**SET EXERCISE:** Transcribe the listing that follows in full, omitting pictures.

**GIVEN INFORMATION:**
-- Start --

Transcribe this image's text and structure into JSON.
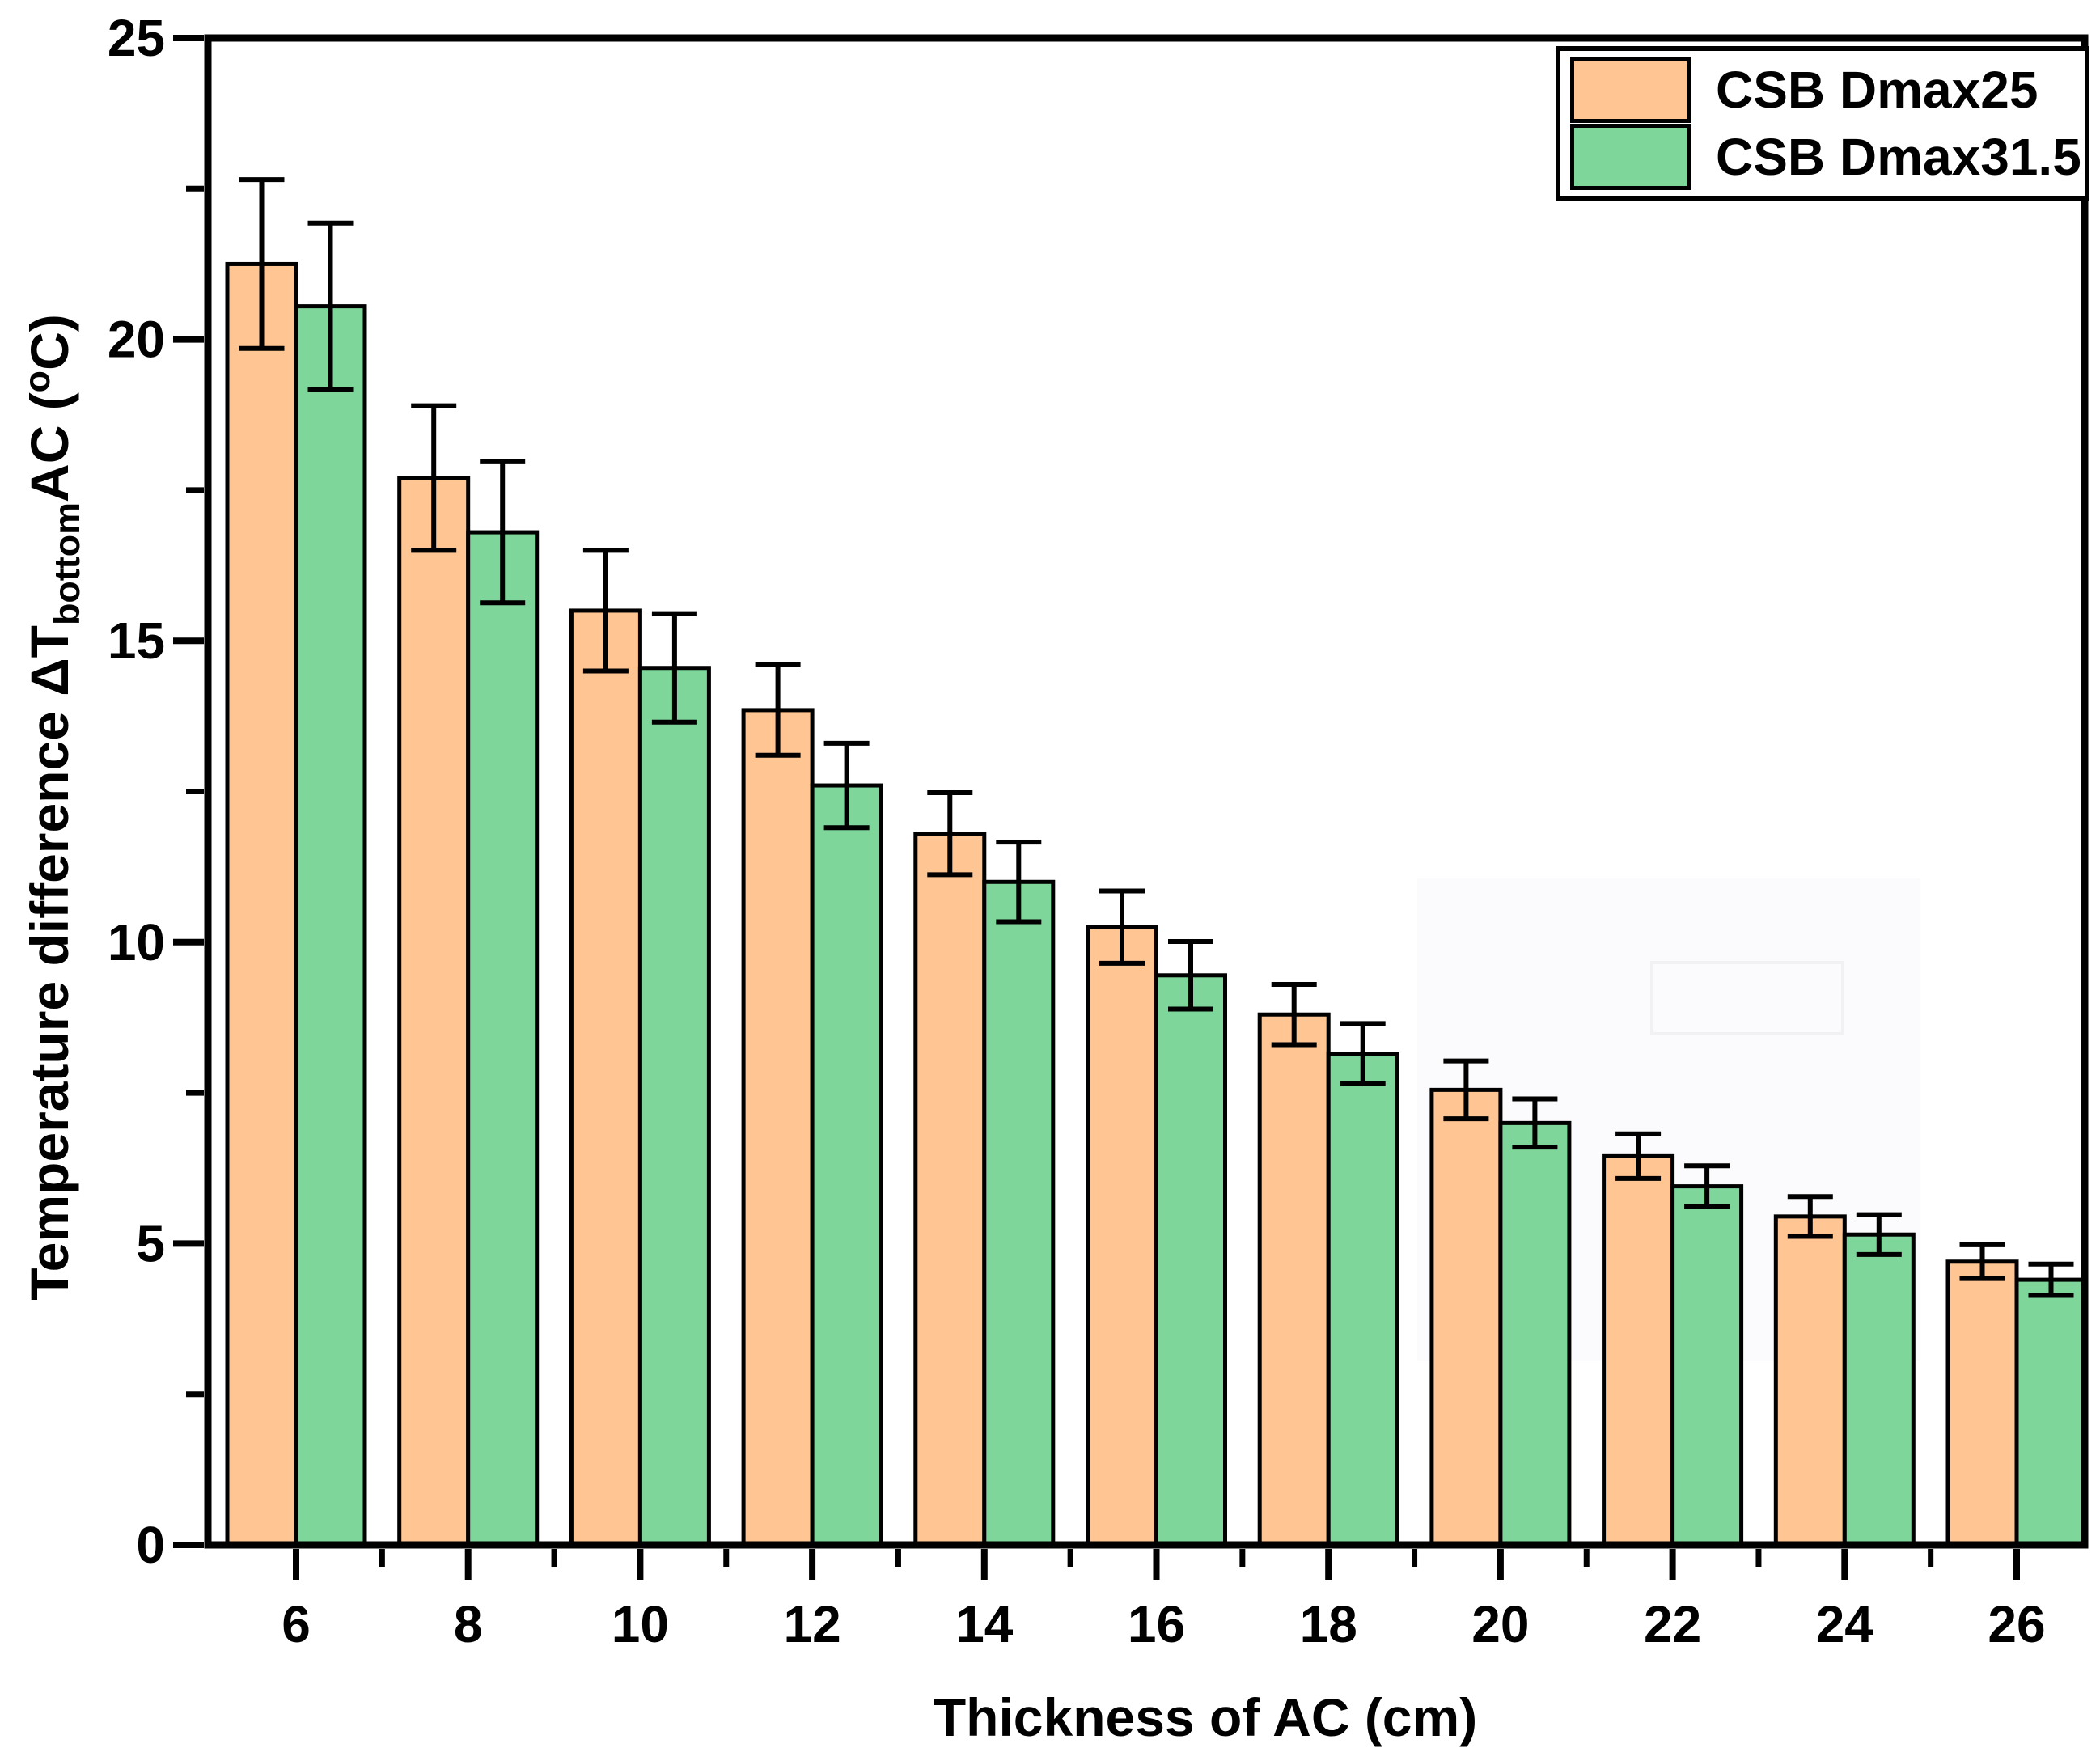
{
  "chart_data": {
    "type": "bar",
    "title": "",
    "xlabel": "Thickness of AC (cm)",
    "ylabel_plain": "Temperature difference ΔTbottomAC (oC)",
    "ylabel_rich": {
      "pre": "Temperature difference ΔT",
      "sub": "bottom",
      "mid": "AC (",
      "sup": "o",
      "post": "C)"
    },
    "categories": [
      6,
      8,
      10,
      12,
      14,
      16,
      18,
      20,
      22,
      24,
      26
    ],
    "series": [
      {
        "name": "CSB Dmax25",
        "color": "#FFC693",
        "values": [
          21.25,
          17.7,
          15.5,
          13.85,
          11.8,
          10.25,
          8.8,
          7.55,
          6.45,
          5.45,
          4.7
        ],
        "errors": [
          1.4,
          1.2,
          1.0,
          0.75,
          0.68,
          0.6,
          0.5,
          0.48,
          0.37,
          0.33,
          0.28
        ]
      },
      {
        "name": "CSB Dmax31.5",
        "color": "#7ED69A",
        "values": [
          20.55,
          16.8,
          14.55,
          12.6,
          11.0,
          9.45,
          8.15,
          7.0,
          5.95,
          5.15,
          4.4
        ],
        "errors": [
          1.38,
          1.17,
          0.9,
          0.7,
          0.66,
          0.56,
          0.5,
          0.4,
          0.34,
          0.33,
          0.26
        ]
      }
    ],
    "ylim": [
      0,
      25
    ],
    "yticks": [
      0,
      5,
      10,
      15,
      20,
      25
    ],
    "yticks_minor": [
      2.5,
      7.5,
      12.5,
      17.5,
      22.5
    ],
    "xticks_minor": [
      7,
      9,
      11,
      13,
      15,
      17,
      19,
      21,
      23,
      25
    ],
    "grid": false,
    "bar_edge_color": "#000000",
    "error_bar_color": "#000000",
    "legend_position": "top-right"
  },
  "legend": {
    "items": [
      {
        "label": "CSB Dmax25",
        "color": "#FFC693"
      },
      {
        "label": "CSB Dmax31.5",
        "color": "#7ED69A"
      }
    ]
  }
}
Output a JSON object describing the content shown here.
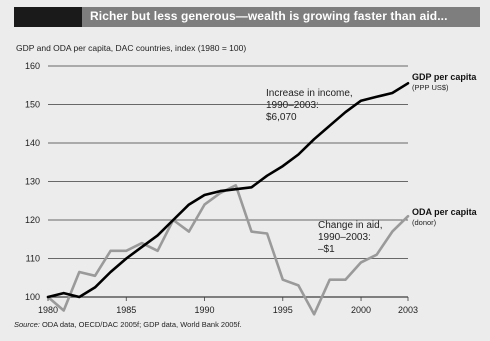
{
  "header": {
    "title": "Richer but less generous—wealth is growing faster than aid..."
  },
  "subtitle": "GDP and ODA per capita, DAC countries, index (1980 = 100)",
  "source": {
    "label": "Source:",
    "text": " ODA data, OECD/DAC 2005f; GDP data, World Bank 2005f."
  },
  "colors": {
    "gdp_line": "#000000",
    "oda_line": "#9a9a9a",
    "grid": "#3c3c3c",
    "background": "#ececec",
    "title_bar": "#7e7e7e"
  },
  "chart_data": {
    "type": "line",
    "xlim": [
      1980,
      2003
    ],
    "ylim": [
      100,
      160
    ],
    "y_ticks": [
      100,
      110,
      120,
      130,
      140,
      150,
      160
    ],
    "x_ticks": [
      1980,
      1985,
      1990,
      1995,
      2000,
      2003
    ],
    "grid": "horizontal",
    "legend": "right-inline",
    "series": [
      {
        "name": "GDP per capita",
        "subname": "(PPP US$)",
        "x": [
          1980,
          1981,
          1982,
          1983,
          1984,
          1985,
          1986,
          1987,
          1988,
          1989,
          1990,
          1991,
          1992,
          1993,
          1994,
          1995,
          1996,
          1997,
          1998,
          1999,
          2000,
          2001,
          2002,
          2003
        ],
        "values": [
          100,
          101,
          100,
          102.5,
          106.5,
          110,
          113,
          116,
          120,
          124,
          126.5,
          127.5,
          128,
          128.5,
          131.5,
          134,
          137,
          141,
          144.5,
          148,
          151,
          152,
          153,
          155.5
        ]
      },
      {
        "name": "ODA per capita",
        "subname": "(donor)",
        "x": [
          1980,
          1981,
          1982,
          1983,
          1984,
          1985,
          1986,
          1987,
          1988,
          1989,
          1990,
          1991,
          1992,
          1993,
          1994,
          1995,
          1996,
          1997,
          1998,
          1999,
          2000,
          2001,
          2002,
          2003
        ],
        "values": [
          100,
          96.5,
          106.5,
          105.5,
          112,
          112,
          114,
          112,
          120,
          117,
          124,
          127,
          129,
          117,
          116.5,
          104.5,
          103,
          95.5,
          104.5,
          104.5,
          109,
          111,
          117,
          121
        ]
      }
    ],
    "annotations": [
      {
        "lines": [
          "Increase in income,",
          "1990–2003:",
          "$6,070"
        ]
      },
      {
        "lines": [
          "Change in aid,",
          "1990–2003:",
          "–$1"
        ]
      }
    ]
  }
}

-- End --

**COMPLETE RESPONSE:**
Transcribe this image's text and structure into JSON.
{
  "chart_data": {
    "type": "bar",
    "title": "",
    "xlabel": "Thickness of AC (cm)",
    "ylabel_plain": "Temperature difference ΔTbottomAC (oC)",
    "ylabel_rich": {
      "pre": "Temperature difference ΔT",
      "sub": "bottom",
      "mid": "AC (",
      "sup": "o",
      "post": "C)"
    },
    "categories": [
      6,
      8,
      10,
      12,
      14,
      16,
      18,
      20,
      22,
      24,
      26
    ],
    "series": [
      {
        "name": "CSB Dmax25",
        "color": "#FFC693",
        "values": [
          21.25,
          17.7,
          15.5,
          13.85,
          11.8,
          10.25,
          8.8,
          7.55,
          6.45,
          5.45,
          4.7
        ],
        "errors": [
          1.4,
          1.2,
          1.0,
          0.75,
          0.68,
          0.6,
          0.5,
          0.48,
          0.37,
          0.33,
          0.28
        ]
      },
      {
        "name": "CSB Dmax31.5",
        "color": "#7ED69A",
        "values": [
          20.55,
          16.8,
          14.55,
          12.6,
          11.0,
          9.45,
          8.15,
          7.0,
          5.95,
          5.15,
          4.4
        ],
        "errors": [
          1.38,
          1.17,
          0.9,
          0.7,
          0.66,
          0.56,
          0.5,
          0.4,
          0.34,
          0.33,
          0.26
        ]
      }
    ],
    "ylim": [
      0,
      25
    ],
    "yticks": [
      0,
      5,
      10,
      15,
      20,
      25
    ],
    "yticks_minor": [
      2.5,
      7.5,
      12.5,
      17.5,
      22.5
    ],
    "xticks_minor": [
      7,
      9,
      11,
      13,
      15,
      17,
      19,
      21,
      23,
      25
    ],
    "grid": false,
    "bar_edge_color": "#000000",
    "error_bar_color": "#000000",
    "legend_position": "top-right"
  },
  "legend": {
    "items": [
      {
        "label": "CSB Dmax25",
        "color": "#FFC693"
      },
      {
        "label": "CSB Dmax31.5",
        "color": "#7ED69A"
      }
    ]
  }
}
Output a JSON object describing the content shown here.
{
  "header": {
    "title": "Richer but less generous—wealth is growing faster than aid..."
  },
  "subtitle": "GDP and ODA per capita, DAC countries, index (1980 = 100)",
  "source": {
    "label": "Source:",
    "text": " ODA data, OECD/DAC 2005f; GDP data, World Bank 2005f."
  },
  "colors": {
    "gdp_line": "#000000",
    "oda_line": "#9a9a9a",
    "grid": "#3c3c3c",
    "background": "#ececec",
    "title_bar": "#7e7e7e"
  },
  "chart_data": {
    "type": "line",
    "xlim": [
      1980,
      2003
    ],
    "ylim": [
      100,
      160
    ],
    "y_ticks": [
      100,
      110,
      120,
      130,
      140,
      150,
      160
    ],
    "x_ticks": [
      1980,
      1985,
      1990,
      1995,
      2000,
      2003
    ],
    "grid": "horizontal",
    "legend": "right-inline",
    "series": [
      {
        "name": "GDP per capita",
        "subname": "(PPP US$)",
        "x": [
          1980,
          1981,
          1982,
          1983,
          1984,
          1985,
          1986,
          1987,
          1988,
          1989,
          1990,
          1991,
          1992,
          1993,
          1994,
          1995,
          1996,
          1997,
          1998,
          1999,
          2000,
          2001,
          2002,
          2003
        ],
        "values": [
          100,
          101,
          100,
          102.5,
          106.5,
          110,
          113,
          116,
          120,
          124,
          126.5,
          127.5,
          128,
          128.5,
          131.5,
          134,
          137,
          141,
          144.5,
          148,
          151,
          152,
          153,
          155.5
        ]
      },
      {
        "name": "ODA per capita",
        "subname": "(donor)",
        "x": [
          1980,
          1981,
          1982,
          1983,
          1984,
          1985,
          1986,
          1987,
          1988,
          1989,
          1990,
          1991,
          1992,
          1993,
          1994,
          1995,
          1996,
          1997,
          1998,
          1999,
          2000,
          2001,
          2002,
          2003
        ],
        "values": [
          100,
          96.5,
          106.5,
          105.5,
          112,
          112,
          114,
          112,
          120,
          117,
          124,
          127,
          129,
          117,
          116.5,
          104.5,
          103,
          95.5,
          104.5,
          104.5,
          109,
          111,
          117,
          121
        ]
      }
    ],
    "annotations": [
      {
        "lines": [
          "Increase in income,",
          "1990–2003:",
          "$6,070"
        ]
      },
      {
        "lines": [
          "Change in aid,",
          "1990–2003:",
          "–$1"
        ]
      }
    ]
  }
}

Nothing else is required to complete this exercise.